» **Raw data**
····················
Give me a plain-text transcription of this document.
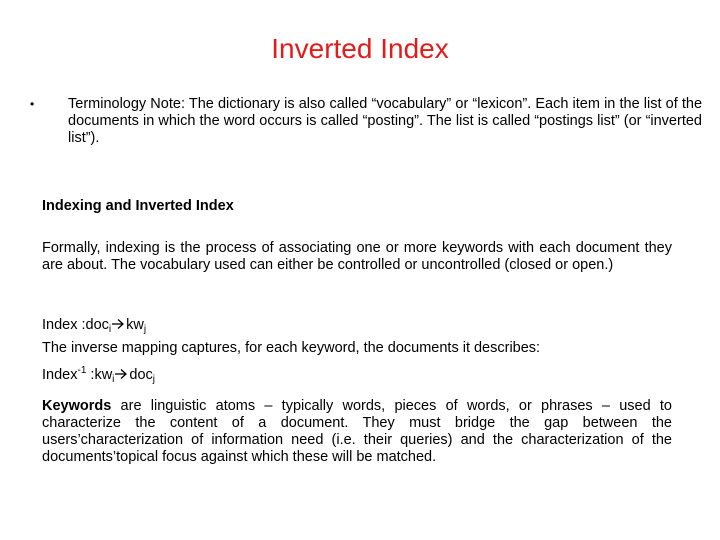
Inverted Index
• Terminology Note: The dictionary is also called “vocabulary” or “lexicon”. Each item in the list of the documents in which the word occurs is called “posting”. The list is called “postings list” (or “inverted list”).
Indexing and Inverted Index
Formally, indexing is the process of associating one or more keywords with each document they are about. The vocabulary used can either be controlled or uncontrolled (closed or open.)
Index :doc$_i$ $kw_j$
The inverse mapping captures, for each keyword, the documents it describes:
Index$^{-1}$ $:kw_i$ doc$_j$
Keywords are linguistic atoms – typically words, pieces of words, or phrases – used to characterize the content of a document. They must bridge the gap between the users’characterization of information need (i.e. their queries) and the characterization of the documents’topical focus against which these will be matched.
····················
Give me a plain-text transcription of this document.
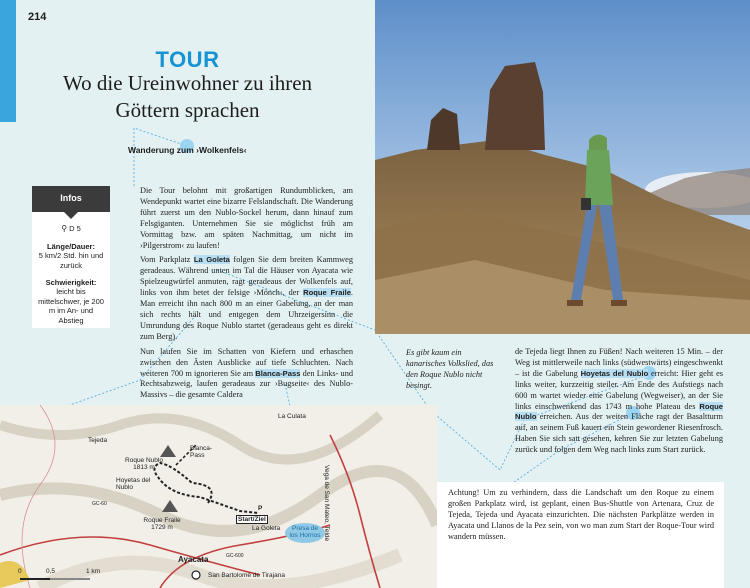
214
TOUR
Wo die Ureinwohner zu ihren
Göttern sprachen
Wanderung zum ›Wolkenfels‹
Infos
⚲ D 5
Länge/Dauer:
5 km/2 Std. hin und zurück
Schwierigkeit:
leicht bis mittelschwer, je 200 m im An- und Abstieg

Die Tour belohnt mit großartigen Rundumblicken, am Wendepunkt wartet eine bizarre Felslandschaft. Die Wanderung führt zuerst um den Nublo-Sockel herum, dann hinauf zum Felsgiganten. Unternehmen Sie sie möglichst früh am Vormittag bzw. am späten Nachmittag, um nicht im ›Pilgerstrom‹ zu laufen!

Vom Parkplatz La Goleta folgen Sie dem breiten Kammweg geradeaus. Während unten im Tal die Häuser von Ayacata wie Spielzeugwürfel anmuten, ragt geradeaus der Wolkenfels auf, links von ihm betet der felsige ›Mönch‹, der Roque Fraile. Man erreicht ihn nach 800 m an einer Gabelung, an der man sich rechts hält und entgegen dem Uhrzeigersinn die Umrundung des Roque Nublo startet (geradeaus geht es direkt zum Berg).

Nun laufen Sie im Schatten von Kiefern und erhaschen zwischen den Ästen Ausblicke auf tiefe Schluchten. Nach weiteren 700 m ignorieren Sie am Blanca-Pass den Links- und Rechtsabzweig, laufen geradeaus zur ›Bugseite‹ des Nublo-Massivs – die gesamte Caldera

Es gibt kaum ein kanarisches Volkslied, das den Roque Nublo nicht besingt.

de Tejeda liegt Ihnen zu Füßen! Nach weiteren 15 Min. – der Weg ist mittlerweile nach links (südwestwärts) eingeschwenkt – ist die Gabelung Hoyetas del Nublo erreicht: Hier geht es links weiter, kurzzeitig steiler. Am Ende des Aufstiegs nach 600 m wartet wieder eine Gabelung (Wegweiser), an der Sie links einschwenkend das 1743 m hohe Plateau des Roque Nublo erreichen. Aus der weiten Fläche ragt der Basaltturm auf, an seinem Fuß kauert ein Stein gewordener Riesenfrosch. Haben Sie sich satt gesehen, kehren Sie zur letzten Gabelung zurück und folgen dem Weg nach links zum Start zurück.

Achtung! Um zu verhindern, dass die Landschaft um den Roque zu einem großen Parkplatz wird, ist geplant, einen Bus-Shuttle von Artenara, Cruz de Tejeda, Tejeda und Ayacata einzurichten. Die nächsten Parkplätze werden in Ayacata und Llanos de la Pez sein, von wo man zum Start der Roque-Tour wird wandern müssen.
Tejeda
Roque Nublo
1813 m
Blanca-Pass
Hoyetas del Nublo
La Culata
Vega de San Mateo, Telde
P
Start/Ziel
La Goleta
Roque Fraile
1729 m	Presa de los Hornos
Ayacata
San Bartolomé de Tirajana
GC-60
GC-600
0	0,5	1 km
····················
» **Work to complete**
Determine the count of lines in the data above with the string "vocabulary" in them, and give that count alone.

» **Task solution**
2